- Work required -
Pull out every line below that contains the word "title".
▼
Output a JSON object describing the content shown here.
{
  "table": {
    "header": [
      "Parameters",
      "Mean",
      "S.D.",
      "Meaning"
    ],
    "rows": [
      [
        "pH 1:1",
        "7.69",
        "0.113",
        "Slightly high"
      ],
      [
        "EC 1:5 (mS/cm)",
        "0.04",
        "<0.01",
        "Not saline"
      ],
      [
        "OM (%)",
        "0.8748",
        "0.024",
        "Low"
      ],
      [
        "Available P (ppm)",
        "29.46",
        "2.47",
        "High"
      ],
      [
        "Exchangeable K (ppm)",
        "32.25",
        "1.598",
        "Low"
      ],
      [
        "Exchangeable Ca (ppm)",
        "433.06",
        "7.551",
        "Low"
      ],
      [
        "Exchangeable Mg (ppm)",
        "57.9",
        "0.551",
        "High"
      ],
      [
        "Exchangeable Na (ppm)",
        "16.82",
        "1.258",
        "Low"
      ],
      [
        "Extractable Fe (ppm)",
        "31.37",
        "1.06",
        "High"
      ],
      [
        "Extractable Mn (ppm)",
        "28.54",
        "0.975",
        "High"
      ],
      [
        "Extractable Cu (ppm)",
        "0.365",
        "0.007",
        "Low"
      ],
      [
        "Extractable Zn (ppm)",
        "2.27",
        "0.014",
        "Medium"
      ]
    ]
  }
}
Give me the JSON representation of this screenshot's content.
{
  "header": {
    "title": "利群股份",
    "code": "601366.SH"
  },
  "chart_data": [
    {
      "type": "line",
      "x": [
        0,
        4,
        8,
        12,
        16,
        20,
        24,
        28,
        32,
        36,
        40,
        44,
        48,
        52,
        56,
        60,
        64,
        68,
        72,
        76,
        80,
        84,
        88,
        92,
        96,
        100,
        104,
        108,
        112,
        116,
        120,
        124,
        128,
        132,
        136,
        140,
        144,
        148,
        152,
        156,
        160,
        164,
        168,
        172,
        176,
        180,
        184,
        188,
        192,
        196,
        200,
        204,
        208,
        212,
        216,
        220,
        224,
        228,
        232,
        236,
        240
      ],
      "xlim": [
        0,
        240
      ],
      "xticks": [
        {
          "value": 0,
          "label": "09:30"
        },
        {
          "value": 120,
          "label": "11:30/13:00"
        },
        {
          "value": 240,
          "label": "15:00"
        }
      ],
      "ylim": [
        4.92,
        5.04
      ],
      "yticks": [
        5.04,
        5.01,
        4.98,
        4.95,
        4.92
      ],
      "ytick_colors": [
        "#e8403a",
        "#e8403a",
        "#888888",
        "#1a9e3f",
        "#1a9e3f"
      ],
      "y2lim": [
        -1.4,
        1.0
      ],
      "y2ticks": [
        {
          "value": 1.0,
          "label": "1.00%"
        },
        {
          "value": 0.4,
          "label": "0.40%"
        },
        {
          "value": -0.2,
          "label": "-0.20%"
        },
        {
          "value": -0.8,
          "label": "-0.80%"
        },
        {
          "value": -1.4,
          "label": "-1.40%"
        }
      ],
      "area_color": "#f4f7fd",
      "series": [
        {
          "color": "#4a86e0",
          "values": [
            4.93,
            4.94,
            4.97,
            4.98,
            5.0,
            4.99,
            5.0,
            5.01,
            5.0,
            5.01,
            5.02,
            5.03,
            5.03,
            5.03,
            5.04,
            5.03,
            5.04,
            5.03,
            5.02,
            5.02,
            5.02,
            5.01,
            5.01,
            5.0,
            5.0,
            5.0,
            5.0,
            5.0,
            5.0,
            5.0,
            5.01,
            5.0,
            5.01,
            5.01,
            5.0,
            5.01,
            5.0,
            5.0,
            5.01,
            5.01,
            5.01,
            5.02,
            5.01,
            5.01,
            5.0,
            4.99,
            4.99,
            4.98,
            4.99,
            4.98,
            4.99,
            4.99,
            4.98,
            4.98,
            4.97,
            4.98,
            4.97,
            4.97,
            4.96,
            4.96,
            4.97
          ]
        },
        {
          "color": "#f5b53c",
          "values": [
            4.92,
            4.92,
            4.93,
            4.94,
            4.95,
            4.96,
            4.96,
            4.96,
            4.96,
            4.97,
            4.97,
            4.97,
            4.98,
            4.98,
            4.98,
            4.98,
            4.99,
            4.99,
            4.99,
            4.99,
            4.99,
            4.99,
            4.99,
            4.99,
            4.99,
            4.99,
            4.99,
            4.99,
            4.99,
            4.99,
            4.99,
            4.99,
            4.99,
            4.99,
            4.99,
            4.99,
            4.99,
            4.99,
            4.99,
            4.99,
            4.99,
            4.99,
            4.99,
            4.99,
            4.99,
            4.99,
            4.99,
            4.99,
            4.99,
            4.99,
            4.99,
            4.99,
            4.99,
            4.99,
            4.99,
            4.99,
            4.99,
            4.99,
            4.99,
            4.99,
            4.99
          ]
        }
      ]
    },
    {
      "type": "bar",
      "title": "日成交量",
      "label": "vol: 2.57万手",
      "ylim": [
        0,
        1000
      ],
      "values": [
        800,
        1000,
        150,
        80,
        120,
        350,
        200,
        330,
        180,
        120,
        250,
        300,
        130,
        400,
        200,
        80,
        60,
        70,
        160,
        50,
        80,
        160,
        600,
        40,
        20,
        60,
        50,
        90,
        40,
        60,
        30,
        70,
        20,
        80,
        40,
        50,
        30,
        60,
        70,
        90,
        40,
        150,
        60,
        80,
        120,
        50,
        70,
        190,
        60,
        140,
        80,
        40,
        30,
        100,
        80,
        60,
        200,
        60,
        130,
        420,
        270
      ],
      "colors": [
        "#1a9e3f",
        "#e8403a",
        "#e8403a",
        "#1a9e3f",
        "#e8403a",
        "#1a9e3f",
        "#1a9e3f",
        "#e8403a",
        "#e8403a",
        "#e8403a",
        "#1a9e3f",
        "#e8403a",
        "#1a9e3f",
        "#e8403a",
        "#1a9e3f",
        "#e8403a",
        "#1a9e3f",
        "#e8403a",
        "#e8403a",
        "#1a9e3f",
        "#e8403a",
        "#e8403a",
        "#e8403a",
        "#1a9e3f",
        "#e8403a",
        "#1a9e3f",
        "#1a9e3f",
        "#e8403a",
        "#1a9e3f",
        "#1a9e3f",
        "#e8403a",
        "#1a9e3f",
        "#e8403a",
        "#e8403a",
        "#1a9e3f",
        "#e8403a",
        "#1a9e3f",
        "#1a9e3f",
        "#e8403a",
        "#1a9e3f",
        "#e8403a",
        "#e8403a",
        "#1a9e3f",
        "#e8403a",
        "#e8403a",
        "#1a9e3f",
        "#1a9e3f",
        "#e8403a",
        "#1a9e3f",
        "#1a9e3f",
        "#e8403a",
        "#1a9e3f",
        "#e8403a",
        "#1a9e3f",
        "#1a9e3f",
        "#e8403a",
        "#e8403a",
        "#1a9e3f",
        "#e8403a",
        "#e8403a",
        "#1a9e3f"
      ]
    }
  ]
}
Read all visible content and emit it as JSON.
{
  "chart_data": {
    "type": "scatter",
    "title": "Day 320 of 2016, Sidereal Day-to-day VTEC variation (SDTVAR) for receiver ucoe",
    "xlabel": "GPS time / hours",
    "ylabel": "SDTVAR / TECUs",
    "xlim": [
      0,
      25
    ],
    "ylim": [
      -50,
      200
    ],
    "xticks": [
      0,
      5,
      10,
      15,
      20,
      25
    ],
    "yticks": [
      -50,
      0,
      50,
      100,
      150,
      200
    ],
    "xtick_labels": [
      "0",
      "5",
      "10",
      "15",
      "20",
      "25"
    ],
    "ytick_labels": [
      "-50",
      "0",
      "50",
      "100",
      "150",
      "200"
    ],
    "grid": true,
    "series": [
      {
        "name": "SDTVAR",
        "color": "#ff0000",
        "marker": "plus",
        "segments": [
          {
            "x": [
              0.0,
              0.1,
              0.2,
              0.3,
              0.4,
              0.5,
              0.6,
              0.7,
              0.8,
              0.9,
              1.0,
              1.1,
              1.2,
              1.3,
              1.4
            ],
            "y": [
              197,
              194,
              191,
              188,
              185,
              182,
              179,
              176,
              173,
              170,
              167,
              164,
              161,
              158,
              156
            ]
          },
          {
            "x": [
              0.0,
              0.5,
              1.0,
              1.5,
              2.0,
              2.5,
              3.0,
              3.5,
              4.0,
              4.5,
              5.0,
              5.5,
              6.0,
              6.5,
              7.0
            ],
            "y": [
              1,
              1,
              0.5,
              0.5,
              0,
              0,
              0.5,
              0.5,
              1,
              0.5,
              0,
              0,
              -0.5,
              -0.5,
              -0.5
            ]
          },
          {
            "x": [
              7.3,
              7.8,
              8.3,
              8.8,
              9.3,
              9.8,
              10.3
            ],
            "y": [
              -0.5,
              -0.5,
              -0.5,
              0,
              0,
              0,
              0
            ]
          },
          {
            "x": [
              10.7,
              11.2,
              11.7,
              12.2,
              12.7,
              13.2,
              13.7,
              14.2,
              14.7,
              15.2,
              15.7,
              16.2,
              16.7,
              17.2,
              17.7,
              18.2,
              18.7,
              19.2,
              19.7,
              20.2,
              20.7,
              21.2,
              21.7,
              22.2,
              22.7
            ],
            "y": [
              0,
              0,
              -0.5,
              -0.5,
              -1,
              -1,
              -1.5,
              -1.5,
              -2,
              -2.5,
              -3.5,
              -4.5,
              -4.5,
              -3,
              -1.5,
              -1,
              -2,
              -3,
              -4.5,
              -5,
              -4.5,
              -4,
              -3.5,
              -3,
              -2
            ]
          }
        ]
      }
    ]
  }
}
▲
- Result of the task -
    "title": "利群股份",
      "title": "日成交量",
    "title": "Day 320 of 2016, Sidereal Day-to-day VTEC variation (SDTVAR) for receiver ucoe",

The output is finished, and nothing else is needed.